==== MATERIAL FOR THIS TASK

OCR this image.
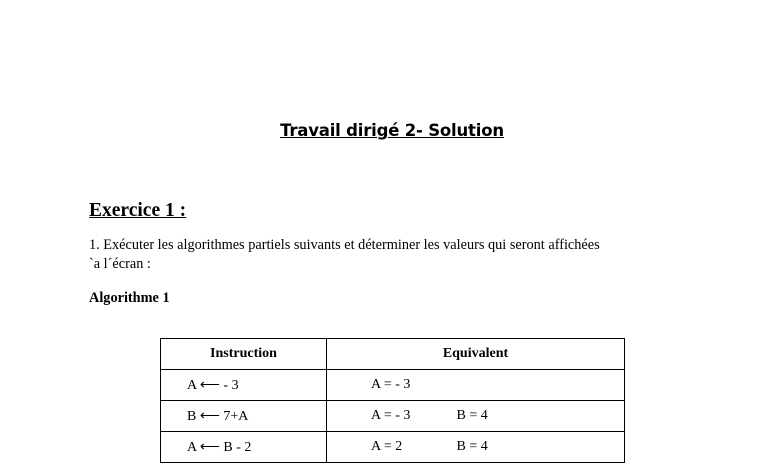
Travail dirigé 2- Solution
Exercice 1 :
1. Exécuter les algorithmes partiels suivants et déterminer les valeurs qui seront affichées
`a l´écran :
Algorithme 1
Instruction	Equivalent
A ⟵ - 3	A = - 3
B ⟵ 7+A	A = - 3 B = 4
A ⟵ B - 2	A = 2 B = 4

========

■ **TO DO**
Using the material above, retype each entry exactly and omit the pictures.

■ **EXERCISE RESPONSE**
OCR this image.
Travail dirigé 2- Solution
Exercice 1 :
1. Exécuter les algorithmes partiels suivants et déterminer les valeurs qui seront affichées
`a l´écran :
Algorithme 1
Instruction	Equivalent
A ⟵ - 3	A = - 3
B ⟵ 7+A	A = - 3 B = 4
A ⟵ B - 2	A = 2 B = 4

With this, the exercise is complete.